_PROMPT_
Copy out all lines that hold "Report".

======== GIVEN RECORDS ========

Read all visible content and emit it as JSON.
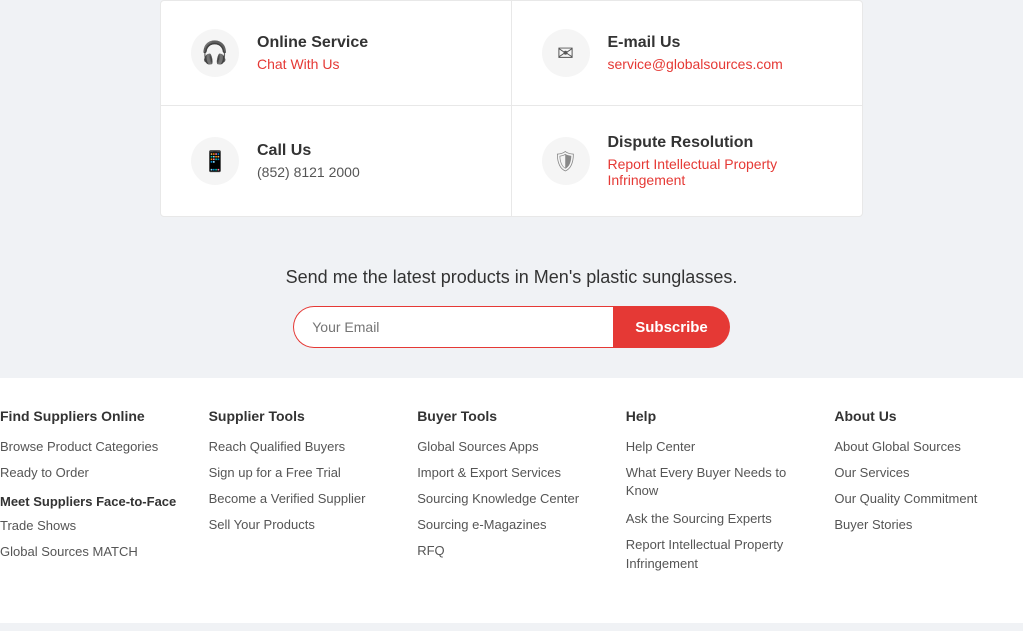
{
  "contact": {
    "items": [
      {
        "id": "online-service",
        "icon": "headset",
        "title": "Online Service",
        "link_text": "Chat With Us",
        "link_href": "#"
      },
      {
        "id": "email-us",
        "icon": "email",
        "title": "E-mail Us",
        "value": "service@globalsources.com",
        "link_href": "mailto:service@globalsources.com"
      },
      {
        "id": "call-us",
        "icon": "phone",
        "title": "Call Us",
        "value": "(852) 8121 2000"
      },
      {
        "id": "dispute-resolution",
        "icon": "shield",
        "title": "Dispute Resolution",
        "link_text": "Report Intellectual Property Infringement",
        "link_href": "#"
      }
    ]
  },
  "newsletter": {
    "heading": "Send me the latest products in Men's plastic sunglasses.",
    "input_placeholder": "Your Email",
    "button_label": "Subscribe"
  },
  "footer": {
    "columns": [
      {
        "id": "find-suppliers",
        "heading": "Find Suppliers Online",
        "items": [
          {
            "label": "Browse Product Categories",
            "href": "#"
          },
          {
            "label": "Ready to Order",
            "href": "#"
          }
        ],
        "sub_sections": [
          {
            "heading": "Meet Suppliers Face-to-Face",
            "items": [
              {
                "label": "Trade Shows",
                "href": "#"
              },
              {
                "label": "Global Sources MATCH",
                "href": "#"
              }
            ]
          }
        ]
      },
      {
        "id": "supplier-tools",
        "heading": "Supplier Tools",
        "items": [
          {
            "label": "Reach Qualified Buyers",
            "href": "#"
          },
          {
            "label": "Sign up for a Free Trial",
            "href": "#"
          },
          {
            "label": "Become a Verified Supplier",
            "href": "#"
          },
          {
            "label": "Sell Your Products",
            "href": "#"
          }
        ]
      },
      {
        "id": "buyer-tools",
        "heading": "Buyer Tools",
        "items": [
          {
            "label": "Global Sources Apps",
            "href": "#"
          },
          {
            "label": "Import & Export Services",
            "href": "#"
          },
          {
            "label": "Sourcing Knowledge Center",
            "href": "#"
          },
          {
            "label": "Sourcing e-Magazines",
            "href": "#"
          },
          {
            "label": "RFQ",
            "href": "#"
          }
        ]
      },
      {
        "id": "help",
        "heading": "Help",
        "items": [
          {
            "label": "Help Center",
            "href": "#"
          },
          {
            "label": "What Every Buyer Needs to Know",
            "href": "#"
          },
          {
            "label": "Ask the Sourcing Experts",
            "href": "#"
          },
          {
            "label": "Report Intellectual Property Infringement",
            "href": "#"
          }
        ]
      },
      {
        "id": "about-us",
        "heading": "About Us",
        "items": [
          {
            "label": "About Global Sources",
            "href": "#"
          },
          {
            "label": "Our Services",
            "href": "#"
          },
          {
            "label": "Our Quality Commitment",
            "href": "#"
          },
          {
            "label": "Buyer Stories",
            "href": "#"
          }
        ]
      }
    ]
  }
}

========
======== GIVEN RECORDS ========

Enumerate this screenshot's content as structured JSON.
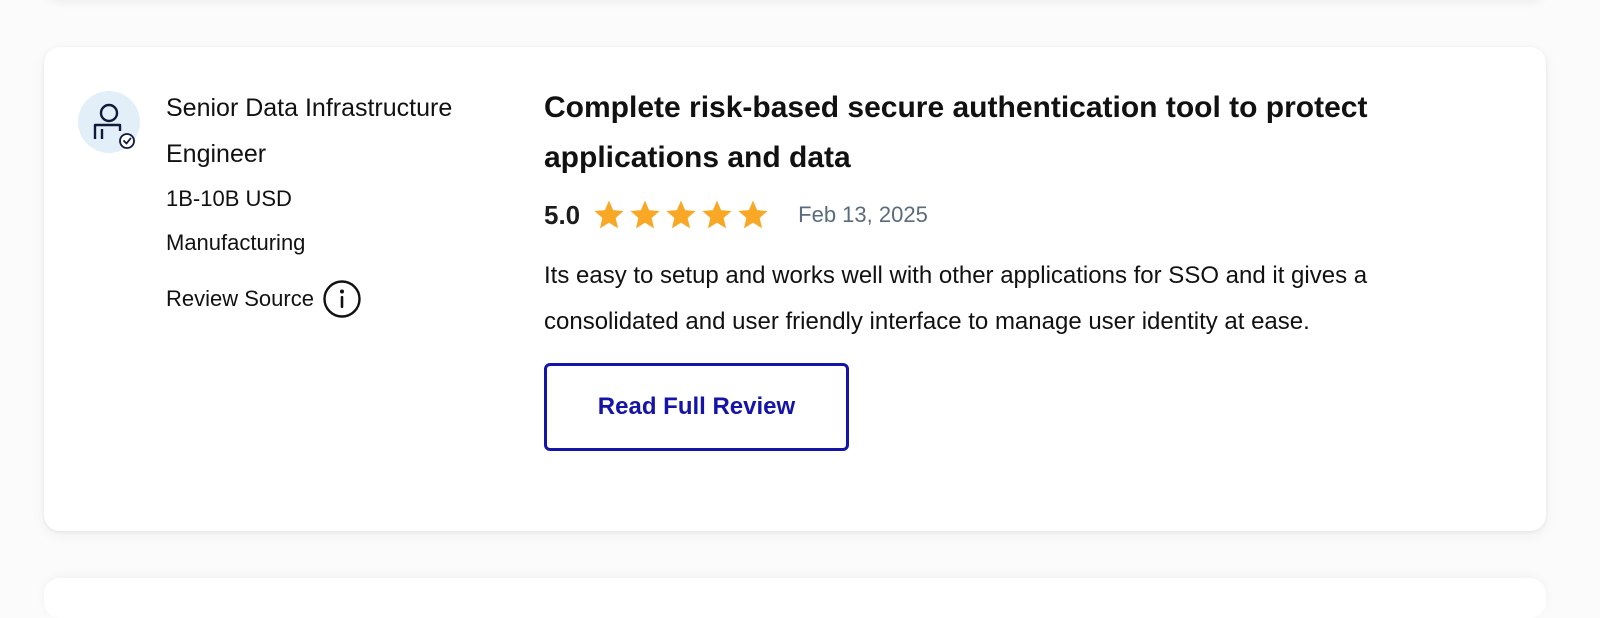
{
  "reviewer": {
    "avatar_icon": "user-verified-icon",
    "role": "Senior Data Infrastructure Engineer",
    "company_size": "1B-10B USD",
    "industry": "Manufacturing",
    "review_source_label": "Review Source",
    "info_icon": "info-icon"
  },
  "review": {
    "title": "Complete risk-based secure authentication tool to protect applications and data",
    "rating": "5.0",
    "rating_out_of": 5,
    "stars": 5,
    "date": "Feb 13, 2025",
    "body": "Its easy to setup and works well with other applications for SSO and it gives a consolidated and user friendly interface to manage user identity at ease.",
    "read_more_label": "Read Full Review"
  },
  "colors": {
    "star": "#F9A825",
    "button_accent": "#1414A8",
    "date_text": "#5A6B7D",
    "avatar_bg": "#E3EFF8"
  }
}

========

_SOLUTION TO THIS EXERCISE_
        "link_text": "Report Intellectual Property Infringement",
            "label": "Report Intellectual Property Infringement",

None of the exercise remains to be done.